BEGIN RECORD LIST

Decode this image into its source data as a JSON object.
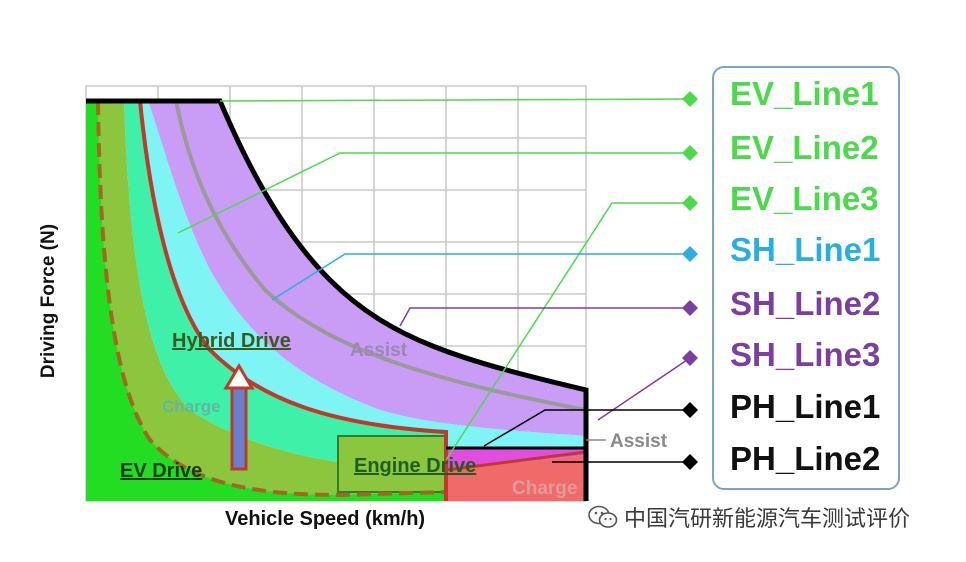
{
  "axes": {
    "x_label": "Vehicle Speed (km/h)",
    "y_label": "Driving Force (N)"
  },
  "regions": {
    "hybrid": "Hybrid Drive",
    "ev": "EV Drive",
    "engine": "Engine Drive",
    "assist_upper": "Assist",
    "assist_lower": "Assist",
    "charge_upper": "Charge",
    "charge_lower": "Charge"
  },
  "legend": [
    {
      "label": "EV_Line1",
      "color": "#4cd94c"
    },
    {
      "label": "EV_Line2",
      "color": "#4cd94c"
    },
    {
      "label": "EV_Line3",
      "color": "#4cd94c"
    },
    {
      "label": "SH_Line1",
      "color": "#29aee0"
    },
    {
      "label": "SH_Line2",
      "color": "#7b3fa0"
    },
    {
      "label": "SH_Line3",
      "color": "#7b3fa0"
    },
    {
      "label": "PH_Line1",
      "color": "#111111"
    },
    {
      "label": "PH_Line2",
      "color": "#111111"
    }
  ],
  "watermark": {
    "icon": "wechat-icon",
    "text": "中国汽研新能源汽车测试评价"
  },
  "colors": {
    "ev_green": "#22dd22",
    "olive": "#8cc63f",
    "teal": "#3ef0a8",
    "cyan": "#7ff4f4",
    "lilac": "#c99cf5",
    "charge_red": "#f06a6a",
    "boundary_red": "#c0392b",
    "boundary_black": "#000000"
  }
}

END RECORD LIST

WHAT IS ASKED >>
Copy each line exactly, and leave the pictures out of your copy.

WORKED SOLUTION >>
Decode this image into its source data as a JSON object.
{
  "axes": {
    "x_label": "Vehicle Speed (km/h)",
    "y_label": "Driving Force (N)"
  },
  "regions": {
    "hybrid": "Hybrid Drive",
    "ev": "EV Drive",
    "engine": "Engine Drive",
    "assist_upper": "Assist",
    "assist_lower": "Assist",
    "charge_upper": "Charge",
    "charge_lower": "Charge"
  },
  "legend": [
    {
      "label": "EV_Line1",
      "color": "#4cd94c"
    },
    {
      "label": "EV_Line2",
      "color": "#4cd94c"
    },
    {
      "label": "EV_Line3",
      "color": "#4cd94c"
    },
    {
      "label": "SH_Line1",
      "color": "#29aee0"
    },
    {
      "label": "SH_Line2",
      "color": "#7b3fa0"
    },
    {
      "label": "SH_Line3",
      "color": "#7b3fa0"
    },
    {
      "label": "PH_Line1",
      "color": "#111111"
    },
    {
      "label": "PH_Line2",
      "color": "#111111"
    }
  ],
  "watermark": {
    "icon": "wechat-icon",
    "text": "中国汽研新能源汽车测试评价"
  },
  "colors": {
    "ev_green": "#22dd22",
    "olive": "#8cc63f",
    "teal": "#3ef0a8",
    "cyan": "#7ff4f4",
    "lilac": "#c99cf5",
    "charge_red": "#f06a6a",
    "boundary_red": "#c0392b",
    "boundary_black": "#000000"
  }
}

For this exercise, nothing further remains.